- **WRITTEN TASK**
Tally the lines in the listing below that contain "którzy" and report the tally alone.

--- BEGIN ENTRIES PROVIDED ---

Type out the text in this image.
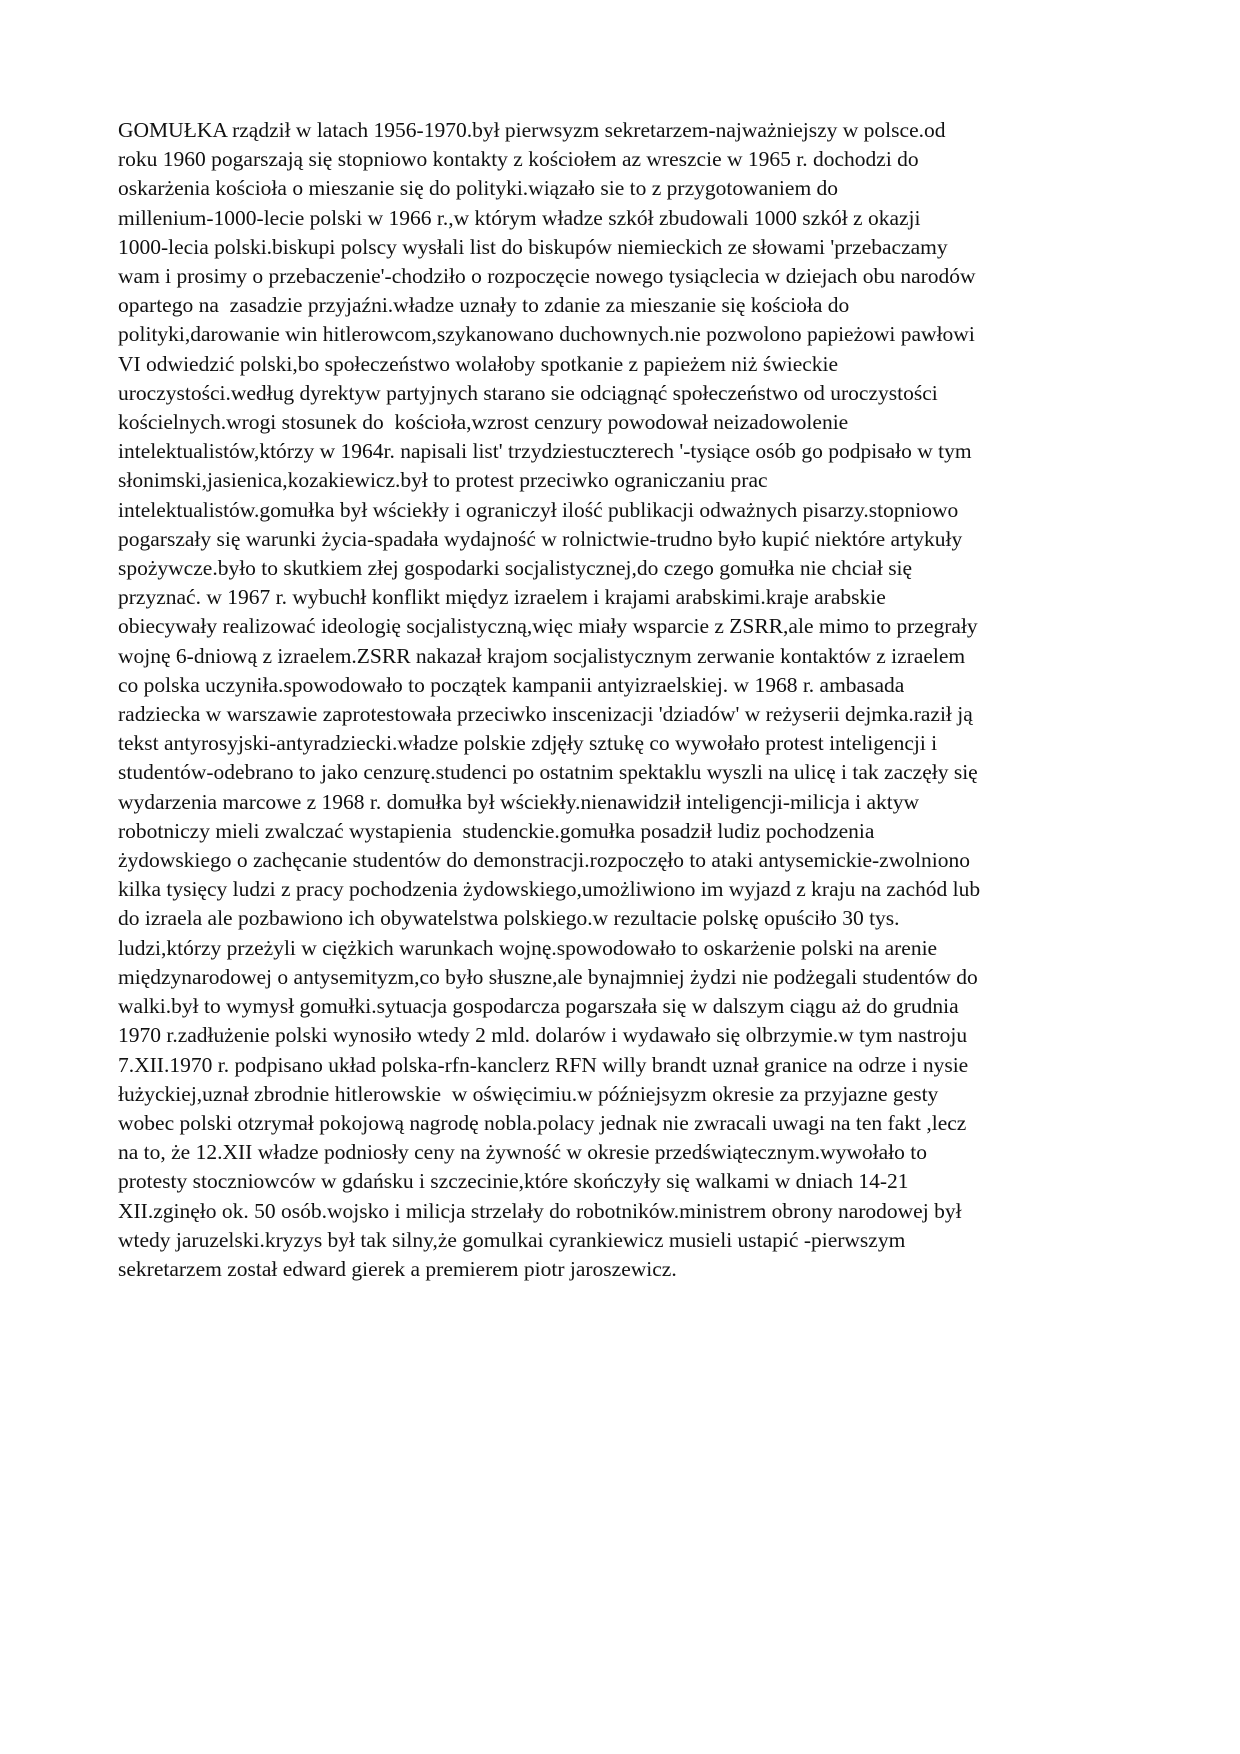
GOMUŁKA rządził w latach 1956-1970.był pierwsyzm sekretarzem-najważniejszy w polsce.od
roku 1960 pogarszają się stopniowo kontakty z kościołem az wreszcie w 1965 r. dochodzi do
oskarżenia kościoła o mieszanie się do polityki.wiązało sie to z przygotowaniem do
millenium-1000-lecie polski w 1966 r.,w którym władze szkół zbudowali 1000 szkół z okazji
1000-lecia polski.biskupi polscy wysłali list do biskupów niemieckich ze słowami 'przebaczamy
wam i prosimy o przebaczenie'-chodziło o rozpoczęcie nowego tysiąclecia w dziejach obu narodów
opartego na  zasadzie przyjaźni.władze uznały to zdanie za mieszanie się kościoła do
polityki,darowanie win hitlerowcom,szykanowano duchownych.nie pozwolono papieżowi pawłowi
VI odwiedzić polski,bo społeczeństwo wolałoby spotkanie z papieżem niż świeckie
uroczystości.według dyrektyw partyjnych starano sie odciągnąć społeczeństwo od uroczystości
kościelnych.wrogi stosunek do  kościoła,wzrost cenzury powodował neizadowolenie
intelektualistów,którzy w 1964r. napisali list' trzydziestuczterech '-tysiące osób go podpisało w tym
słonimski,jasienica,kozakiewicz.był to protest przeciwko ograniczaniu prac
intelektualistów.gomułka był wściekły i ograniczył ilość publikacji odważnych pisarzy.stopniowo
pogarszały się warunki życia-spadała wydajność w rolnictwie-trudno było kupić niektóre artykuły
spożywcze.było to skutkiem złej gospodarki socjalistycznej,do czego gomułka nie chciał się
przyznać. w 1967 r. wybuchł konflikt międyz izraelem i krajami arabskimi.kraje arabskie
obiecywały realizować ideologię socjalistyczną,więc miały wsparcie z ZSRR,ale mimo to przegrały
wojnę 6-dniową z izraelem.ZSRR nakazał krajom socjalistycznym zerwanie kontaktów z izraelem
co polska uczyniła.spowodowało to początek kampanii antyizraelskiej. w 1968 r. ambasada
radziecka w warszawie zaprotestowała przeciwko inscenizacji 'dziadów' w reżyserii dejmka.raził ją
tekst antyrosyjski-antyradziecki.władze polskie zdjęły sztukę co wywołało protest inteligencji i
studentów-odebrano to jako cenzurę.studenci po ostatnim spektaklu wyszli na ulicę i tak zaczęły się
wydarzenia marcowe z 1968 r. domułka był wściekły.nienawidził inteligencji-milicja i aktyw
robotniczy mieli zwalczać wystapienia  studenckie.gomułka posadził ludiz pochodzenia
żydowskiego o zachęcanie studentów do demonstracji.rozpoczęło to ataki antysemickie-zwolniono
kilka tysięcy ludzi z pracy pochodzenia żydowskiego,umożliwiono im wyjazd z kraju na zachód lub
do izraela ale pozbawiono ich obywatelstwa polskiego.w rezultacie polskę opuściło 30 tys.
ludzi,którzy przeżyli w ciężkich warunkach wojnę.spowodowało to oskarżenie polski na arenie
międzynarodowej o antysemityzm,co było słuszne,ale bynajmniej żydzi nie podżegali studentów do
walki.był to wymysł gomułki.sytuacja gospodarcza pogarszała się w dalszym ciągu aż do grudnia
1970 r.zadłużenie polski wynosiło wtedy 2 mld. dolarów i wydawało się olbrzymie.w tym nastroju
7.XII.1970 r. podpisano układ polska-rfn-kanclerz RFN willy brandt uznał granice na odrze i nysie
łużyckiej,uznał zbrodnie hitlerowskie  w oświęcimiu.w późniejsyzm okresie za przyjazne gesty
wobec polski otzrymał pokojową nagrodę nobla.polacy jednak nie zwracali uwagi na ten fakt ,lecz
na to, że 12.XII władze podniosły ceny na żywność w okresie przedświątecznym.wywołało to
protesty stoczniowców w gdańsku i szczecinie,które skończyły się walkami w dniach 14-21
XII.zginęło ok. 50 osób.wojsko i milicja strzelały do robotników.ministrem obrony narodowej był
wtedy jaruzelski.kryzys był tak silny,że gomulkai cyrankiewicz musieli ustapić -pierwszym
sekretarzem został edward gierek a premierem piotr jaroszewicz.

--- END ENTRIES PROVIDED ---

- **REPLY TO THE EXERCISE**
2